## DESCRIPTION OF THE TASK
Can you copy out the data exactly? Leave the images out.

## WORKING DATA
====================
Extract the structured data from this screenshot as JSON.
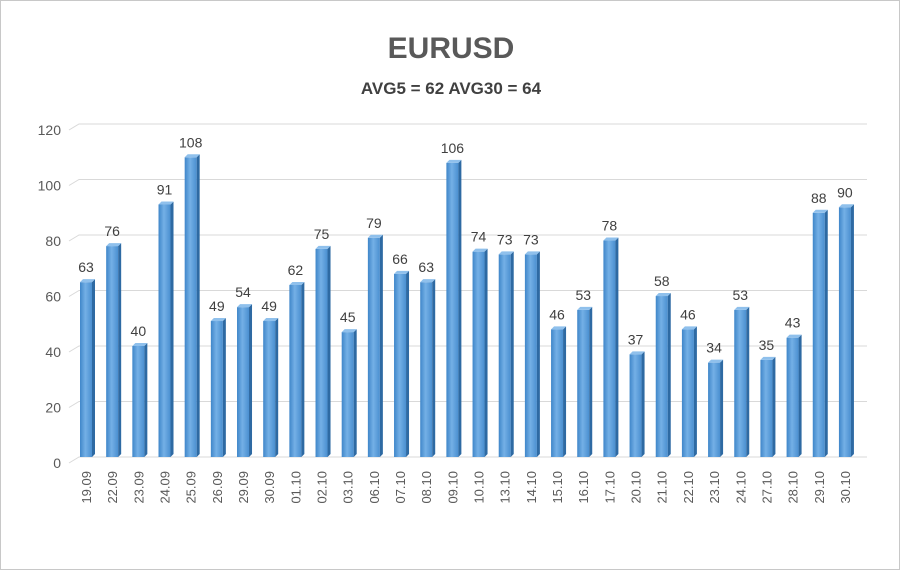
{
  "chart_data": {
    "type": "bar",
    "title": "EURUSD",
    "subtitle": "AVG5 = 62 AVG30 = 64",
    "xlabel": "",
    "ylabel": "",
    "ylim": [
      0,
      120
    ],
    "yticks": [
      0,
      20,
      40,
      60,
      80,
      100,
      120
    ],
    "grid": true,
    "categories": [
      "19.09",
      "22.09",
      "23.09",
      "24.09",
      "25.09",
      "26.09",
      "29.09",
      "30.09",
      "01.10",
      "02.10",
      "03.10",
      "06.10",
      "07.10",
      "08.10",
      "09.10",
      "10.10",
      "13.10",
      "14.10",
      "15.10",
      "16.10",
      "17.10",
      "20.10",
      "21.10",
      "22.10",
      "23.10",
      "24.10",
      "27.10",
      "28.10",
      "29.10",
      "30.10"
    ],
    "values": [
      63,
      76,
      40,
      91,
      108,
      49,
      54,
      49,
      62,
      75,
      45,
      79,
      66,
      63,
      106,
      74,
      73,
      73,
      46,
      53,
      78,
      37,
      58,
      46,
      34,
      53,
      35,
      43,
      88,
      90
    ],
    "bar_color": "#5b9bd5"
  }
}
====================
## COMPLETED TASK
Extract the structured data from this screenshot as JSON.
{
  "chart_data": {
    "type": "bar",
    "title": "EURUSD",
    "subtitle": "AVG5 = 62 AVG30 = 64",
    "xlabel": "",
    "ylabel": "",
    "ylim": [
      0,
      120
    ],
    "yticks": [
      0,
      20,
      40,
      60,
      80,
      100,
      120
    ],
    "grid": true,
    "categories": [
      "19.09",
      "22.09",
      "23.09",
      "24.09",
      "25.09",
      "26.09",
      "29.09",
      "30.09",
      "01.10",
      "02.10",
      "03.10",
      "06.10",
      "07.10",
      "08.10",
      "09.10",
      "10.10",
      "13.10",
      "14.10",
      "15.10",
      "16.10",
      "17.10",
      "20.10",
      "21.10",
      "22.10",
      "23.10",
      "24.10",
      "27.10",
      "28.10",
      "29.10",
      "30.10"
    ],
    "values": [
      63,
      76,
      40,
      91,
      108,
      49,
      54,
      49,
      62,
      75,
      45,
      79,
      66,
      63,
      106,
      74,
      73,
      73,
      46,
      53,
      78,
      37,
      58,
      46,
      34,
      53,
      35,
      43,
      88,
      90
    ],
    "bar_color": "#5b9bd5"
  }
}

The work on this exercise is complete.